* **Data entries**

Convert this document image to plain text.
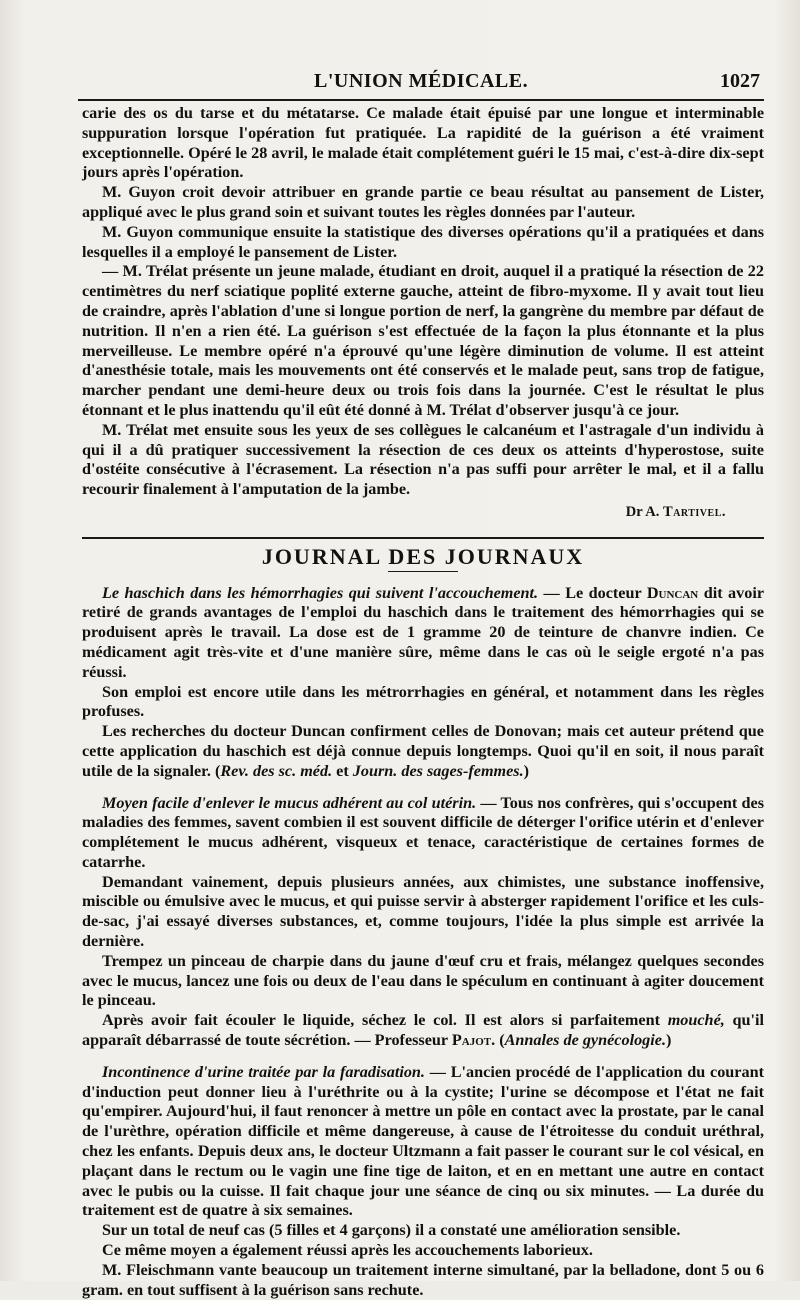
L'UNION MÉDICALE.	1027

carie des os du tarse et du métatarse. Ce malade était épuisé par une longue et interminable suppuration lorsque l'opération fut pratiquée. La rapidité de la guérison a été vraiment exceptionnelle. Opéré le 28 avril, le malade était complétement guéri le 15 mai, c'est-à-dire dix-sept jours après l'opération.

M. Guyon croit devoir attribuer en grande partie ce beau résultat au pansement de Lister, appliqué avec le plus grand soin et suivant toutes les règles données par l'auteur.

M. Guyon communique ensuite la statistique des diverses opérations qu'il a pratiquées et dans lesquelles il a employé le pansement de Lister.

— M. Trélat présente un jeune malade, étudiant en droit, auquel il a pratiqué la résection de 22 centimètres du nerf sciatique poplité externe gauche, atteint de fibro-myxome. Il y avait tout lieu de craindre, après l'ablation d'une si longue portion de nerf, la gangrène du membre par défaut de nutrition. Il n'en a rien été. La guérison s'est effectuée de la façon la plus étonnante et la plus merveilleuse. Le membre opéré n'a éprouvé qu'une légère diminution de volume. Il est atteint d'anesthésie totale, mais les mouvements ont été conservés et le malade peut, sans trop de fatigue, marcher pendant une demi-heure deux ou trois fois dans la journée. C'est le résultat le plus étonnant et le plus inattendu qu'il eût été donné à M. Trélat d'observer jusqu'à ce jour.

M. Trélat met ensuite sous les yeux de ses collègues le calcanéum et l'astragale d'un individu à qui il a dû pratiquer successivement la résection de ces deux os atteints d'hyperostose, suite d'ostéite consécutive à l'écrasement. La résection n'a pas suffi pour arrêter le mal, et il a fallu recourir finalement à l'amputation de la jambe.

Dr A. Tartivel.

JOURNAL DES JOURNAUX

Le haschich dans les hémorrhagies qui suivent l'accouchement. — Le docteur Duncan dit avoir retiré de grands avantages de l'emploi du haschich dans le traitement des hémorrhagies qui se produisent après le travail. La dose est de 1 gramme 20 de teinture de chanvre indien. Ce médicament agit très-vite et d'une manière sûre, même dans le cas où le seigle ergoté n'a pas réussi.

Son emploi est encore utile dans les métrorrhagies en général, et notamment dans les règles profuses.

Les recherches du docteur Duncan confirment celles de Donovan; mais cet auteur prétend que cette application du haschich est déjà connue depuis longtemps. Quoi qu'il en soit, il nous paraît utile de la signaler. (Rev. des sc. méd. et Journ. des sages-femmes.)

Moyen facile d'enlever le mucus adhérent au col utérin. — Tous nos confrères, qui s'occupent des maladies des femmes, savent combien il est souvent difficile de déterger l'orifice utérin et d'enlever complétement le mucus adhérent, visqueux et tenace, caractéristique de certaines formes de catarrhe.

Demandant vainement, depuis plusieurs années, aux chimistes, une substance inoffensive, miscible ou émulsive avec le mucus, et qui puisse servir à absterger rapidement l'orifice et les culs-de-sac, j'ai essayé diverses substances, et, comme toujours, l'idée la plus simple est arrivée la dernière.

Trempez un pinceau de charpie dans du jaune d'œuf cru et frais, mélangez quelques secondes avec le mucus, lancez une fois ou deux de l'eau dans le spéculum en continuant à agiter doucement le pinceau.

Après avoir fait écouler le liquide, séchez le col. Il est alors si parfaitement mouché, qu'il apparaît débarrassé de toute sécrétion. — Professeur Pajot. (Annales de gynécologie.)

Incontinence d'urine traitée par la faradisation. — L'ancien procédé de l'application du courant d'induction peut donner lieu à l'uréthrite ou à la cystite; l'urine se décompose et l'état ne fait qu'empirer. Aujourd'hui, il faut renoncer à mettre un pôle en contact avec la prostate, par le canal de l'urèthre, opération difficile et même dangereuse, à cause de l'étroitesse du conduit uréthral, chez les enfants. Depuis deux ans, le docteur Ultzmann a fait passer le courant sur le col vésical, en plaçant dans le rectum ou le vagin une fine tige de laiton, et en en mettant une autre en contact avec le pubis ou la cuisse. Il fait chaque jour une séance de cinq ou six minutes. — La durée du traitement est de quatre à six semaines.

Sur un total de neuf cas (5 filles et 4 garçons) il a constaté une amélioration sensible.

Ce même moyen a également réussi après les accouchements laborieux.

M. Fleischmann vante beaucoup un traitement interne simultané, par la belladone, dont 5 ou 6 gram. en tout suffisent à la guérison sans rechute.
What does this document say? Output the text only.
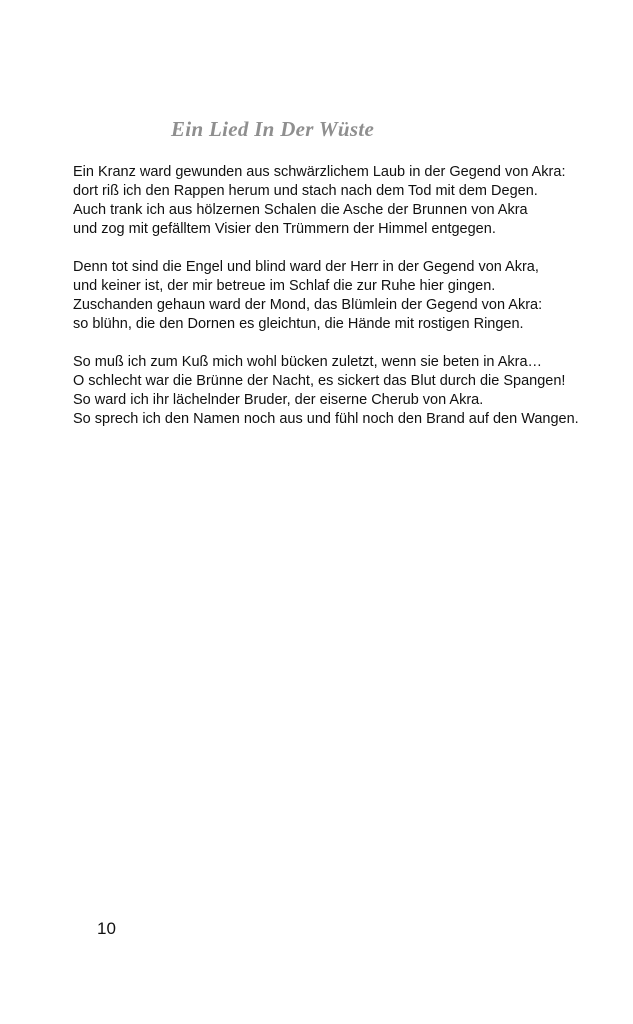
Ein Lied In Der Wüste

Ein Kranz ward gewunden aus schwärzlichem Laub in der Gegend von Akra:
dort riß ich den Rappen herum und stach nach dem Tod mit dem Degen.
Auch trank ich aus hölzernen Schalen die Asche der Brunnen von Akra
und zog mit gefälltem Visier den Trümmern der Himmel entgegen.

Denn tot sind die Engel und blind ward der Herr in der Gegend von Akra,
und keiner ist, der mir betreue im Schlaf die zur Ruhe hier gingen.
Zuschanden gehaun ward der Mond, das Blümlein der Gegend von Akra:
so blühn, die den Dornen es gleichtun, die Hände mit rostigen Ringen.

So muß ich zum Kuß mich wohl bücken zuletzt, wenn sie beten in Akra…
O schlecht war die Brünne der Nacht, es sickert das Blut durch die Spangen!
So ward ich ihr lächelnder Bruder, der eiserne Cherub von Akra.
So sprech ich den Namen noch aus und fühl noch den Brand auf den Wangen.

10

* **Stated exercise**
Output all of the entries verbatim, leaving out any images.

* **Result**
Convert this document image to plain text.
L'UNION MÉDICALE.	1027

carie des os du tarse et du métatarse. Ce malade était épuisé par une longue et interminable suppuration lorsque l'opération fut pratiquée. La rapidité de la guérison a été vraiment exceptionnelle. Opéré le 28 avril, le malade était complétement guéri le 15 mai, c'est-à-dire dix-sept jours après l'opération.

M. Guyon croit devoir attribuer en grande partie ce beau résultat au pansement de Lister, appliqué avec le plus grand soin et suivant toutes les règles données par l'auteur.

M. Guyon communique ensuite la statistique des diverses opérations qu'il a pratiquées et dans lesquelles il a employé le pansement de Lister.

— M. Trélat présente un jeune malade, étudiant en droit, auquel il a pratiqué la résection de 22 centimètres du nerf sciatique poplité externe gauche, atteint de fibro-myxome. Il y avait tout lieu de craindre, après l'ablation d'une si longue portion de nerf, la gangrène du membre par défaut de nutrition. Il n'en a rien été. La guérison s'est effectuée de la façon la plus étonnante et la plus merveilleuse. Le membre opéré n'a éprouvé qu'une légère diminution de volume. Il est atteint d'anesthésie totale, mais les mouvements ont été conservés et le malade peut, sans trop de fatigue, marcher pendant une demi-heure deux ou trois fois dans la journée. C'est le résultat le plus étonnant et le plus inattendu qu'il eût été donné à M. Trélat d'observer jusqu'à ce jour.

M. Trélat met ensuite sous les yeux de ses collègues le calcanéum et l'astragale d'un individu à qui il a dû pratiquer successivement la résection de ces deux os atteints d'hyperostose, suite d'ostéite consécutive à l'écrasement. La résection n'a pas suffi pour arrêter le mal, et il a fallu recourir finalement à l'amputation de la jambe.

Dr A. Tartivel.

JOURNAL DES JOURNAUX

Le haschich dans les hémorrhagies qui suivent l'accouchement. — Le docteur Duncan dit avoir retiré de grands avantages de l'emploi du haschich dans le traitement des hémorrhagies qui se produisent après le travail. La dose est de 1 gramme 20 de teinture de chanvre indien. Ce médicament agit très-vite et d'une manière sûre, même dans le cas où le seigle ergoté n'a pas réussi.

Son emploi est encore utile dans les métrorrhagies en général, et notamment dans les règles profuses.

Les recherches du docteur Duncan confirment celles de Donovan; mais cet auteur prétend que cette application du haschich est déjà connue depuis longtemps. Quoi qu'il en soit, il nous paraît utile de la signaler. (Rev. des sc. méd. et Journ. des sages-femmes.)

Moyen facile d'enlever le mucus adhérent au col utérin. — Tous nos confrères, qui s'occupent des maladies des femmes, savent combien il est souvent difficile de déterger l'orifice utérin et d'enlever complétement le mucus adhérent, visqueux et tenace, caractéristique de certaines formes de catarrhe.

Demandant vainement, depuis plusieurs années, aux chimistes, une substance inoffensive, miscible ou émulsive avec le mucus, et qui puisse servir à absterger rapidement l'orifice et les culs-de-sac, j'ai essayé diverses substances, et, comme toujours, l'idée la plus simple est arrivée la dernière.

Trempez un pinceau de charpie dans du jaune d'œuf cru et frais, mélangez quelques secondes avec le mucus, lancez une fois ou deux de l'eau dans le spéculum en continuant à agiter doucement le pinceau.

Après avoir fait écouler le liquide, séchez le col. Il est alors si parfaitement mouché, qu'il apparaît débarrassé de toute sécrétion. — Professeur Pajot. (Annales de gynécologie.)

Incontinence d'urine traitée par la faradisation. — L'ancien procédé de l'application du courant d'induction peut donner lieu à l'uréthrite ou à la cystite; l'urine se décompose et l'état ne fait qu'empirer. Aujourd'hui, il faut renoncer à mettre un pôle en contact avec la prostate, par le canal de l'urèthre, opération difficile et même dangereuse, à cause de l'étroitesse du conduit uréthral, chez les enfants. Depuis deux ans, le docteur Ultzmann a fait passer le courant sur le col vésical, en plaçant dans le rectum ou le vagin une fine tige de laiton, et en en mettant une autre en contact avec le pubis ou la cuisse. Il fait chaque jour une séance de cinq ou six minutes. — La durée du traitement est de quatre à six semaines.

Sur un total de neuf cas (5 filles et 4 garçons) il a constaté une amélioration sensible.

Ce même moyen a également réussi après les accouchements laborieux.

M. Fleischmann vante beaucoup un traitement interne simultané, par la belladone, dont 5 ou 6 gram. en tout suffisent à la guérison sans rechute.
What does this document say? Output the text only.
Ein Lied In Der Wüste

Ein Kranz ward gewunden aus schwärzlichem Laub in der Gegend von Akra:
dort riß ich den Rappen herum und stach nach dem Tod mit dem Degen.
Auch trank ich aus hölzernen Schalen die Asche der Brunnen von Akra
und zog mit gefälltem Visier den Trümmern der Himmel entgegen.

Denn tot sind die Engel und blind ward der Herr in der Gegend von Akra,
und keiner ist, der mir betreue im Schlaf die zur Ruhe hier gingen.
Zuschanden gehaun ward der Mond, das Blümlein der Gegend von Akra:
so blühn, die den Dornen es gleichtun, die Hände mit rostigen Ringen.

So muß ich zum Kuß mich wohl bücken zuletzt, wenn sie beten in Akra…
O schlecht war die Brünne der Nacht, es sickert das Blut durch die Spangen!
So ward ich ihr lächelnder Bruder, der eiserne Cherub von Akra.
So sprech ich den Namen noch aus und fühl noch den Brand auf den Wangen.

10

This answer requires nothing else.